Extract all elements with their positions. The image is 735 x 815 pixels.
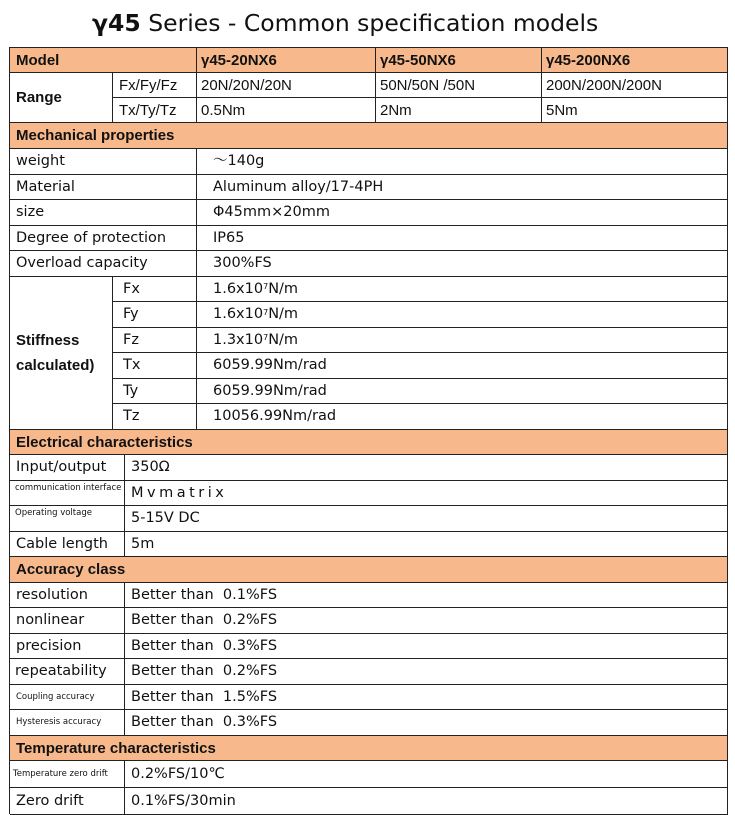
title-text: Series - Common specification models: [140, 9, 599, 37]
range-force-3: 200N/200N/200N: [542, 73, 728, 98]
section-accuracy: Accuracy class: [10, 557, 728, 583]
range-force-1: 20N/20N/20N: [197, 73, 376, 98]
size-value: Φ45mm×20mm: [197, 200, 728, 226]
resolution-label: resolution: [10, 583, 125, 608]
range-force-2: 50N/50N /50N: [376, 73, 542, 98]
zero-drift-value: 0.1%FS/30min: [125, 788, 728, 815]
spec-table: [9, 47, 728, 814]
section-mechanical: Mechanical properties: [10, 123, 728, 149]
range-torque-3: 5Nm: [542, 98, 728, 123]
overload-value: 300%FS: [197, 251, 728, 277]
nonlinear-label: nonlinear: [10, 608, 125, 634]
hysteresis-value: Better than 0.3%FS: [125, 710, 728, 736]
section-electrical: Electrical characteristics: [10, 430, 728, 455]
cable-label: Cable length: [10, 532, 125, 557]
stiffness-value-fz: 1.3x10 $^7$ N/m: [197, 328, 728, 353]
model-col-1: γ45-20NX6: [197, 48, 376, 73]
material-value: Aluminum alloy/17-4PH: [197, 175, 728, 200]
nonlinear-value: Better than 0.2%FS: [125, 608, 728, 634]
cable-value: 5m: [125, 532, 728, 557]
range-force-label: Fx/Fy/Fz: [113, 73, 197, 98]
page-title: [92, 6, 598, 40]
precision-value: Better than 0.3%FS: [125, 634, 728, 659]
overload-label: Overload capacity: [10, 251, 197, 277]
repeatability-value: Better than 0.2%FS: [125, 659, 728, 685]
stiffness-axis-tx: Tx: [113, 353, 197, 379]
coupling-value: Better than 1.5%FS: [125, 685, 728, 710]
precision-label: precision: [10, 634, 125, 659]
comm-value: Mvmatrix: [125, 481, 728, 506]
stiffness-value-fy: 1.6x10 $^7$ N/m: [197, 302, 728, 328]
model-col-3: γ45-200NX6: [542, 48, 728, 73]
hysteresis-label: Hysteresis accuracy: [10, 710, 125, 736]
io-label: Input/output: [10, 455, 125, 481]
range-label: Range: [10, 73, 113, 123]
voltage-label: Operating voltage: [10, 506, 125, 532]
voltage-value: 5-15V DC: [125, 506, 728, 532]
section-temperature: Temperature characteristics: [10, 736, 728, 761]
weight-label: weight: [10, 149, 197, 175]
temp-drift-value: 0.2%FS/10℃: [125, 761, 728, 788]
range-torque-2: 2Nm: [376, 98, 542, 123]
title-model: γ45: [92, 9, 141, 37]
stiffness-value-ty: 6059.99Nm/rad: [197, 379, 728, 404]
io-value: 350Ω: [125, 455, 728, 481]
stiffness-value-tx: 6059.99Nm/rad: [197, 353, 728, 379]
stiffness-axis-fx: Fx: [113, 277, 197, 302]
material-label: Material: [10, 175, 197, 200]
temp-drift-label: Temperature zero drift: [10, 761, 125, 788]
repeatability-label: repeatability: [10, 659, 125, 685]
protection-label: Degree of protection: [10, 226, 197, 251]
comm-label: communication interface: [10, 481, 125, 506]
protection-value: IP65: [197, 226, 728, 251]
range-torque-1: 0.5Nm: [197, 98, 376, 123]
coupling-label: Coupling accuracy: [10, 685, 125, 710]
weight-value: ～140g: [197, 149, 728, 175]
range-torque-label: Tx/Ty/Tz: [113, 98, 197, 123]
size-label: size: [10, 200, 197, 226]
zero-drift-label: Zero drift: [10, 788, 125, 815]
stiffness-axis-fy: Fy: [113, 302, 197, 328]
stiffness-axis-tz: Tz: [113, 404, 197, 430]
stiffness-value-fx: 1.6x10 $^7$ N/m: [197, 277, 728, 302]
stiffness-label: Stiffness calculated): [10, 277, 113, 430]
stiffness-value-tz: 10056.99Nm/rad: [197, 404, 728, 430]
resolution-value: Better than 0.1%FS: [125, 583, 728, 608]
stiffness-axis-fz: Fz: [113, 328, 197, 353]
model-header: Model: [10, 48, 197, 73]
model-col-2: γ45-50NX6: [376, 48, 542, 73]
stiffness-axis-ty: Ty: [113, 379, 197, 404]
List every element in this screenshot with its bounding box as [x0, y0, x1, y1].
+===+
> Short task:
Can you print, character for character, the lines from the one with "title-text: Series - Common" to the one with "comm-value: Mvmatrix: [125, 481, 728, 506]", including both of those lines?

> Final result:
title-text: Series - Common specification models: [140, 9, 599, 37]
range-force-3: 200N/200N/200N: [542, 73, 728, 98]
section-accuracy: Accuracy class: [10, 557, 728, 583]
range-force-1: 20N/20N/20N: [197, 73, 376, 98]
size-value: Φ45mm×20mm: [197, 200, 728, 226]
resolution-label: resolution: [10, 583, 125, 608]
range-force-2: 50N/50N /50N: [376, 73, 542, 98]
zero-drift-value: 0.1%FS/30min: [125, 788, 728, 815]
spec-table: [9, 47, 728, 814]
section-mechanical: Mechanical properties: [10, 123, 728, 149]
range-torque-3: 5Nm: [542, 98, 728, 123]
overload-value: 300%FS: [197, 251, 728, 277]
nonlinear-label: nonlinear: [10, 608, 125, 634]
hysteresis-value: Better than 0.3%FS: [125, 710, 728, 736]
section-electrical: Electrical characteristics: [10, 430, 728, 455]
cable-label: Cable length: [10, 532, 125, 557]
stiffness-value-fz: 1.3x10 $^7$ N/m: [197, 328, 728, 353]
model-col-1: γ45-20NX6: [197, 48, 376, 73]
material-value: Aluminum alloy/17-4PH: [197, 175, 728, 200]
nonlinear-value: Better than 0.2%FS: [125, 608, 728, 634]
cable-value: 5m: [125, 532, 728, 557]
range-force-label: Fx/Fy/Fz: [113, 73, 197, 98]
page-title: [92, 6, 598, 40]
precision-value: Better than 0.3%FS: [125, 634, 728, 659]
overload-label: Overload capacity: [10, 251, 197, 277]
repeatability-value: Better than 0.2%FS: [125, 659, 728, 685]
stiffness-axis-tx: Tx: [113, 353, 197, 379]
coupling-value: Better than 1.5%FS: [125, 685, 728, 710]
precision-label: precision: [10, 634, 125, 659]
comm-value: Mvmatrix: [125, 481, 728, 506]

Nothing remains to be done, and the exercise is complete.